→ WHAT YOU ARE ASKED TO DO
Write out the material exactly. Do not include the pictures.

#### GIVEN ENTRIES

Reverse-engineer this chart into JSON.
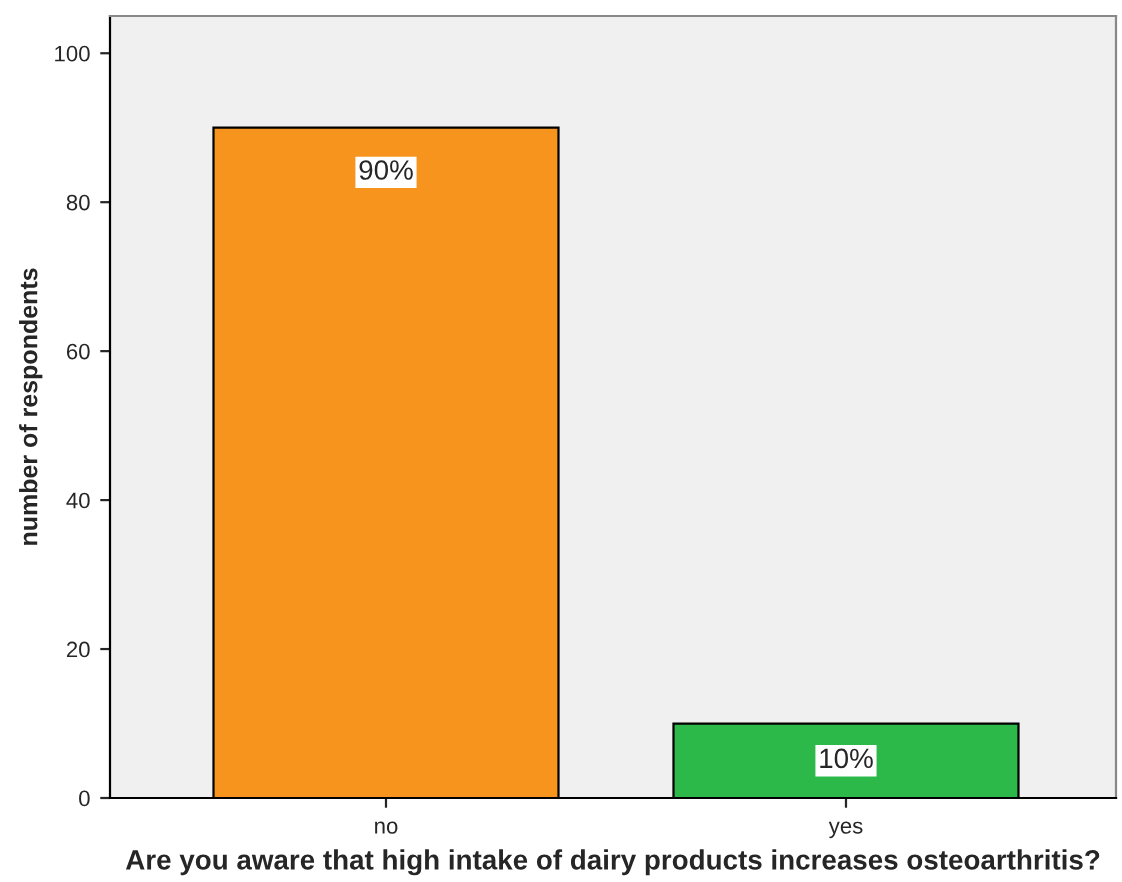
{
  "chart_data": {
    "type": "bar",
    "xlabel": "Are you aware that high intake of dairy products increases osteoarthritis?",
    "ylabel": "number of respondents",
    "categories": [
      "no",
      "yes"
    ],
    "values": [
      90,
      10
    ],
    "colors": [
      "#f7941d",
      "#2db84a"
    ],
    "value_labels": [
      "90%",
      "10%"
    ],
    "ylim": [
      0,
      105
    ],
    "yticks": [
      0,
      20,
      40,
      60,
      80,
      100
    ],
    "grid": false,
    "legend": false
  }
}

########

→ THE REPLY
Reverse-engineer this chart into JSON.
{
  "chart_data": {
    "type": "bar",
    "xlabel": "Are you aware that high intake of dairy products increases osteoarthritis?",
    "ylabel": "number of respondents",
    "categories": [
      "no",
      "yes"
    ],
    "values": [
      90,
      10
    ],
    "colors": [
      "#f7941d",
      "#2db84a"
    ],
    "value_labels": [
      "90%",
      "10%"
    ],
    "ylim": [
      0,
      105
    ],
    "yticks": [
      0,
      20,
      40,
      60,
      80,
      100
    ],
    "grid": false,
    "legend": false
  }
}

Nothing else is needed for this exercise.